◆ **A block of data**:
>>
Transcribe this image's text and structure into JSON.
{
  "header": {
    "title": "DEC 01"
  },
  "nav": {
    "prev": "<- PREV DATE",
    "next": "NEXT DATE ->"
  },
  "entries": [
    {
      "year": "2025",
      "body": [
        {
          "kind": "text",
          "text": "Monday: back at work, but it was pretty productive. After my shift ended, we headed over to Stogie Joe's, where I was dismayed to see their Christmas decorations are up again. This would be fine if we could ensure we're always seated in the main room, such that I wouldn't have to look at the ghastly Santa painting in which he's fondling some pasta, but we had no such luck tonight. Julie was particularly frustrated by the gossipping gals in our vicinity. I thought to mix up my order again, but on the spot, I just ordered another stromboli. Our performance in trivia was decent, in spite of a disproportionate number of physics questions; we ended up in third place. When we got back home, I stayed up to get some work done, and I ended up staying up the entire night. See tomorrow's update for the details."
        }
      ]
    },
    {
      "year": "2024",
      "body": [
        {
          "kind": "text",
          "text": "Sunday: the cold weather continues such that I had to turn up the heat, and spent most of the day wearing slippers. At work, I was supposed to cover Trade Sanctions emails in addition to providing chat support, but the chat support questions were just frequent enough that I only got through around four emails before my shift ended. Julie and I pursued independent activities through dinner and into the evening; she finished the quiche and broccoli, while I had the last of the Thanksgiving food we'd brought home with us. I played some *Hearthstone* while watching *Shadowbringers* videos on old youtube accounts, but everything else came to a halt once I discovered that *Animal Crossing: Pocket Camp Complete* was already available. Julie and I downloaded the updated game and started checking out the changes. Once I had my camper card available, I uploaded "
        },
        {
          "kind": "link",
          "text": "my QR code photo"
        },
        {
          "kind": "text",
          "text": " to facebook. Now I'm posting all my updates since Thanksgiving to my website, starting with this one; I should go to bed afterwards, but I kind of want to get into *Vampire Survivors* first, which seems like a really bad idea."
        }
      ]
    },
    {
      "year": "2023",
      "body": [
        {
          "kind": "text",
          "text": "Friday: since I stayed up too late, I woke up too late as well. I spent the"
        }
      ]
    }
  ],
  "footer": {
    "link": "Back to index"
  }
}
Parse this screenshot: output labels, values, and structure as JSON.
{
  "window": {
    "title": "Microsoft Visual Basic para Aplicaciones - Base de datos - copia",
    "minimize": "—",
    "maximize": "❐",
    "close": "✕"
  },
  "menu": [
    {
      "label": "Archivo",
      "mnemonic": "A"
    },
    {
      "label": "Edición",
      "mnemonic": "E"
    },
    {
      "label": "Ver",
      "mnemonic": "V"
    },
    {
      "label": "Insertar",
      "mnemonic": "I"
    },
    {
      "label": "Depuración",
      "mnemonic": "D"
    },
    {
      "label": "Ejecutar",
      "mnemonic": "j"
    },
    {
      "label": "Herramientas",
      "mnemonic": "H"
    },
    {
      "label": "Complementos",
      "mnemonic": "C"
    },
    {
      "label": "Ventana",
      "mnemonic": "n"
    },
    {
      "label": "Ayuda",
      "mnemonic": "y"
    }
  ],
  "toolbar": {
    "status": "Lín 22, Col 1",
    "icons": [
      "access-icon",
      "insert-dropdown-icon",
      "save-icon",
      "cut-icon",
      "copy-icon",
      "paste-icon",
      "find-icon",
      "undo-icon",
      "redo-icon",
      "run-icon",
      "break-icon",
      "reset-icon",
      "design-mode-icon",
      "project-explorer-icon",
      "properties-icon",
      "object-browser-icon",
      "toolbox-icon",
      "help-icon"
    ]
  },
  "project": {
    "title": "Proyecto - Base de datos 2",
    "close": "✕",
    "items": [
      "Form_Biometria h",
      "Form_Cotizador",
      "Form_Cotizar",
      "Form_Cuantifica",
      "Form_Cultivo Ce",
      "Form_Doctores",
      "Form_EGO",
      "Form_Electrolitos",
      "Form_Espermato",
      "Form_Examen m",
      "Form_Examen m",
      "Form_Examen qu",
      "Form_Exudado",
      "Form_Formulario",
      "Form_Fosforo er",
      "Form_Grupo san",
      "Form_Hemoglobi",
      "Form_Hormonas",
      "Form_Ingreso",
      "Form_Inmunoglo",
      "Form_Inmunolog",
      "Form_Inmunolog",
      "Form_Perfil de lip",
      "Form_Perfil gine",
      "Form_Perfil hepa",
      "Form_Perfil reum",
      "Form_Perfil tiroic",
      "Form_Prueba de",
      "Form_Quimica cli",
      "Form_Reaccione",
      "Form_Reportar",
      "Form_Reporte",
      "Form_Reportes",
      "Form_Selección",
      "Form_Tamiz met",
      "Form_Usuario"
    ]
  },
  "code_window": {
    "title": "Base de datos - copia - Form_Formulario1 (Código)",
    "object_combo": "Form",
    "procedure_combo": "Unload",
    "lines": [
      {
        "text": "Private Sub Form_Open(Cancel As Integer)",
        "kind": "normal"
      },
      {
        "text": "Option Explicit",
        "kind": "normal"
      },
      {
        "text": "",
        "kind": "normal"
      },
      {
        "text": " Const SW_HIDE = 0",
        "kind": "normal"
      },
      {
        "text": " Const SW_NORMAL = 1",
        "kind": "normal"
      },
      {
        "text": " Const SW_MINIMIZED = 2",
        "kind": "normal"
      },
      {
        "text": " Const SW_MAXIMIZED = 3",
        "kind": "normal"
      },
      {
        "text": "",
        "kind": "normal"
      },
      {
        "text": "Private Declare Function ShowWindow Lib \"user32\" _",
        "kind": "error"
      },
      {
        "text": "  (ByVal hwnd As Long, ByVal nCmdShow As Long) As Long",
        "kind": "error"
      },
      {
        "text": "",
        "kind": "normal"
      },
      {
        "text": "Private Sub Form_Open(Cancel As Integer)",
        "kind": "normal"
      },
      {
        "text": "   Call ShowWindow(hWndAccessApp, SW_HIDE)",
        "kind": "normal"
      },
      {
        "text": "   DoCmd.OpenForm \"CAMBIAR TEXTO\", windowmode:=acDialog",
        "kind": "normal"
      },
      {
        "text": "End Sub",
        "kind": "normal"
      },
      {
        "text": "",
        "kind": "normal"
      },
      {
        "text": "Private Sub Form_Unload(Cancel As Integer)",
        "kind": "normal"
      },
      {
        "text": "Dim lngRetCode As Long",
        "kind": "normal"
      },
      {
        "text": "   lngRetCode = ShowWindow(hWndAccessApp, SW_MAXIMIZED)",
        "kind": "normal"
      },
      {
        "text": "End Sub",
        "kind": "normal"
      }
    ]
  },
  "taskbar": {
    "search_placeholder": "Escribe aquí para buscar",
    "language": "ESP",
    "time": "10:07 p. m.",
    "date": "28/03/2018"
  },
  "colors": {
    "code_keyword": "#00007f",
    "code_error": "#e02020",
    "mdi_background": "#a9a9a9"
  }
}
<<
◆ **THE PROBLEM**: Your task is to retype all the records above with nothing left out.

◆ **FINAL RESULT**:
Transcribe this image's text and structure into JSON.
{
  "header": {
    "title": "DEC 01"
  },
  "nav": {
    "prev": "<- PREV DATE",
    "next": "NEXT DATE ->"
  },
  "entries": [
    {
      "year": "2025",
      "body": [
        {
          "kind": "text",
          "text": "Monday: back at work, but it was pretty productive. After my shift ended, we headed over to Stogie Joe's, where I was dismayed to see their Christmas decorations are up again. This would be fine if we could ensure we're always seated in the main room, such that I wouldn't have to look at the ghastly Santa painting in which he's fondling some pasta, but we had no such luck tonight. Julie was particularly frustrated by the gossipping gals in our vicinity. I thought to mix up my order again, but on the spot, I just ordered another stromboli. Our performance in trivia was decent, in spite of a disproportionate number of physics questions; we ended up in third place. When we got back home, I stayed up to get some work done, and I ended up staying up the entire night. See tomorrow's update for the details."
        }
      ]
    },
    {
      "year": "2024",
      "body": [
        {
          "kind": "text",
          "text": "Sunday: the cold weather continues such that I had to turn up the heat, and spent most of the day wearing slippers. At work, I was supposed to cover Trade Sanctions emails in addition to providing chat support, but the chat support questions were just frequent enough that I only got through around four emails before my shift ended. Julie and I pursued independent activities through dinner and into the evening; she finished the quiche and broccoli, while I had the last of the Thanksgiving food we'd brought home with us. I played some *Hearthstone* while watching *Shadowbringers* videos on old youtube accounts, but everything else came to a halt once I discovered that *Animal Crossing: Pocket Camp Complete* was already available. Julie and I downloaded the updated game and started checking out the changes. Once I had my camper card available, I uploaded "
        },
        {
          "kind": "link",
          "text": "my QR code photo"
        },
        {
          "kind": "text",
          "text": " to facebook. Now I'm posting all my updates since Thanksgiving to my website, starting with this one; I should go to bed afterwards, but I kind of want to get into *Vampire Survivors* first, which seems like a really bad idea."
        }
      ]
    },
    {
      "year": "2023",
      "body": [
        {
          "kind": "text",
          "text": "Friday: since I stayed up too late, I woke up too late as well. I spent the"
        }
      ]
    }
  ],
  "footer": {
    "link": "Back to index"
  }
}
Parse this screenshot: output labels, values, and structure as JSON.
{
  "window": {
    "title": "Microsoft Visual Basic para Aplicaciones - Base de datos - copia",
    "minimize": "—",
    "maximize": "❐",
    "close": "✕"
  },
  "menu": [
    {
      "label": "Archivo",
      "mnemonic": "A"
    },
    {
      "label": "Edición",
      "mnemonic": "E"
    },
    {
      "label": "Ver",
      "mnemonic": "V"
    },
    {
      "label": "Insertar",
      "mnemonic": "I"
    },
    {
      "label": "Depuración",
      "mnemonic": "D"
    },
    {
      "label": "Ejecutar",
      "mnemonic": "j"
    },
    {
      "label": "Herramientas",
      "mnemonic": "H"
    },
    {
      "label": "Complementos",
      "mnemonic": "C"
    },
    {
      "label": "Ventana",
      "mnemonic": "n"
    },
    {
      "label": "Ayuda",
      "mnemonic": "y"
    }
  ],
  "toolbar": {
    "status": "Lín 22, Col 1",
    "icons": [
      "access-icon",
      "insert-dropdown-icon",
      "save-icon",
      "cut-icon",
      "copy-icon",
      "paste-icon",
      "find-icon",
      "undo-icon",
      "redo-icon",
      "run-icon",
      "break-icon",
      "reset-icon",
      "design-mode-icon",
      "project-explorer-icon",
      "properties-icon",
      "object-browser-icon",
      "toolbox-icon",
      "help-icon"
    ]
  },
  "project": {
    "title": "Proyecto - Base de datos 2",
    "close": "✕",
    "items": [
      "Form_Biometria h",
      "Form_Cotizador",
      "Form_Cotizar",
      "Form_Cuantifica",
      "Form_Cultivo Ce",
      "Form_Doctores",
      "Form_EGO",
      "Form_Electrolitos",
      "Form_Espermato",
      "Form_Examen m",
      "Form_Examen m",
      "Form_Examen qu",
      "Form_Exudado",
      "Form_Formulario",
      "Form_Fosforo er",
      "Form_Grupo san",
      "Form_Hemoglobi",
      "Form_Hormonas",
      "Form_Ingreso",
      "Form_Inmunoglo",
      "Form_Inmunolog",
      "Form_Inmunolog",
      "Form_Perfil de lip",
      "Form_Perfil gine",
      "Form_Perfil hepa",
      "Form_Perfil reum",
      "Form_Perfil tiroic",
      "Form_Prueba de",
      "Form_Quimica cli",
      "Form_Reaccione",
      "Form_Reportar",
      "Form_Reporte",
      "Form_Reportes",
      "Form_Selección",
      "Form_Tamiz met",
      "Form_Usuario"
    ]
  },
  "code_window": {
    "title": "Base de datos - copia - Form_Formulario1 (Código)",
    "object_combo": "Form",
    "procedure_combo": "Unload",
    "lines": [
      {
        "text": "Private Sub Form_Open(Cancel As Integer)",
        "kind": "normal"
      },
      {
        "text": "Option Explicit",
        "kind": "normal"
      },
      {
        "text": "",
        "kind": "normal"
      },
      {
        "text": " Const SW_HIDE = 0",
        "kind": "normal"
      },
      {
        "text": " Const SW_NORMAL = 1",
        "kind": "normal"
      },
      {
        "text": " Const SW_MINIMIZED = 2",
        "kind": "normal"
      },
      {
        "text": " Const SW_MAXIMIZED = 3",
        "kind": "normal"
      },
      {
        "text": "",
        "kind": "normal"
      },
      {
        "text": "Private Declare Function ShowWindow Lib \"user32\" _",
        "kind": "error"
      },
      {
        "text": "  (ByVal hwnd As Long, ByVal nCmdShow As Long) As Long",
        "kind": "error"
      },
      {
        "text": "",
        "kind": "normal"
      },
      {
        "text": "Private Sub Form_Open(Cancel As Integer)",
        "kind": "normal"
      },
      {
        "text": "   Call ShowWindow(hWndAccessApp, SW_HIDE)",
        "kind": "normal"
      },
      {
        "text": "   DoCmd.OpenForm \"CAMBIAR TEXTO\", windowmode:=acDialog",
        "kind": "normal"
      },
      {
        "text": "End Sub",
        "kind": "normal"
      },
      {
        "text": "",
        "kind": "normal"
      },
      {
        "text": "Private Sub Form_Unload(Cancel As Integer)",
        "kind": "normal"
      },
      {
        "text": "Dim lngRetCode As Long",
        "kind": "normal"
      },
      {
        "text": "   lngRetCode = ShowWindow(hWndAccessApp, SW_MAXIMIZED)",
        "kind": "normal"
      },
      {
        "text": "End Sub",
        "kind": "normal"
      }
    ]
  },
  "taskbar": {
    "search_placeholder": "Escribe aquí para buscar",
    "language": "ESP",
    "time": "10:07 p. m.",
    "date": "28/03/2018"
  },
  "colors": {
    "code_keyword": "#00007f",
    "code_error": "#e02020",
    "mdi_background": "#a9a9a9"
  }
}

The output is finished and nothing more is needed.